# [THE RECORDS]
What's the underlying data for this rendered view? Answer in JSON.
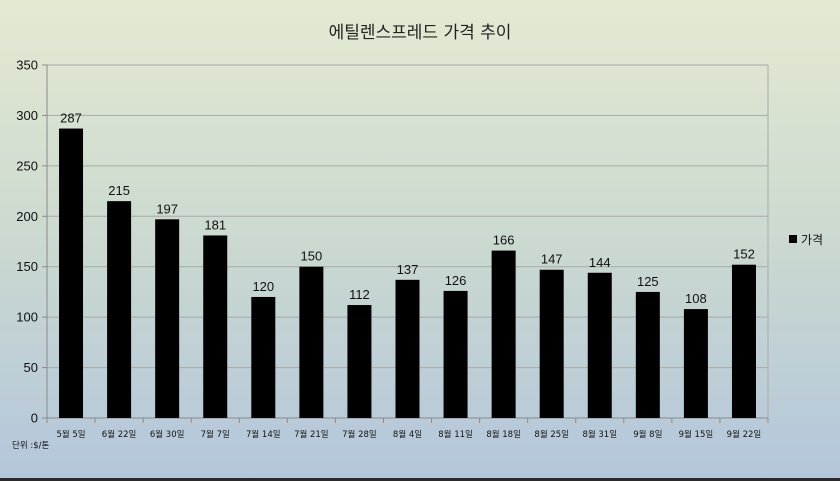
{
  "chart_data": {
    "type": "bar",
    "title": "에틸렌스프레드 가격 추이",
    "unit_note": "단위 :$/톤",
    "categories": [
      "5월 5일",
      "6월 22일",
      "6월 30일",
      "7월 7일",
      "7월 14일",
      "7월 21일",
      "7월 28일",
      "8월 4일",
      "8월 11일",
      "8월 18일",
      "8월 25일",
      "8월 31일",
      "9월 8일",
      "9월 15일",
      "9월 22일"
    ],
    "series": [
      {
        "name": "가격",
        "values": [
          287,
          215,
          197,
          181,
          120,
          150,
          112,
          137,
          126,
          166,
          147,
          144,
          125,
          108,
          152
        ],
        "color": "#000000"
      }
    ],
    "ylim": [
      0,
      350
    ],
    "yticks": [
      0,
      50,
      100,
      150,
      200,
      250,
      300,
      350
    ],
    "grid": true,
    "legend_position": "right",
    "data_labels": true
  }
}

# [DESCRIPTION OF THE TASK]
Copy out all of the material exactly as written, without its pictures.

# [ANSWER IN FULL]
What's the underlying data for this rendered view? Answer in JSON.
{
  "chart_data": {
    "type": "bar",
    "title": "에틸렌스프레드 가격 추이",
    "unit_note": "단위 :$/톤",
    "categories": [
      "5월 5일",
      "6월 22일",
      "6월 30일",
      "7월 7일",
      "7월 14일",
      "7월 21일",
      "7월 28일",
      "8월 4일",
      "8월 11일",
      "8월 18일",
      "8월 25일",
      "8월 31일",
      "9월 8일",
      "9월 15일",
      "9월 22일"
    ],
    "series": [
      {
        "name": "가격",
        "values": [
          287,
          215,
          197,
          181,
          120,
          150,
          112,
          137,
          126,
          166,
          147,
          144,
          125,
          108,
          152
        ],
        "color": "#000000"
      }
    ],
    "ylim": [
      0,
      350
    ],
    "yticks": [
      0,
      50,
      100,
      150,
      200,
      250,
      300,
      350
    ],
    "grid": true,
    "legend_position": "right",
    "data_labels": true
  }
}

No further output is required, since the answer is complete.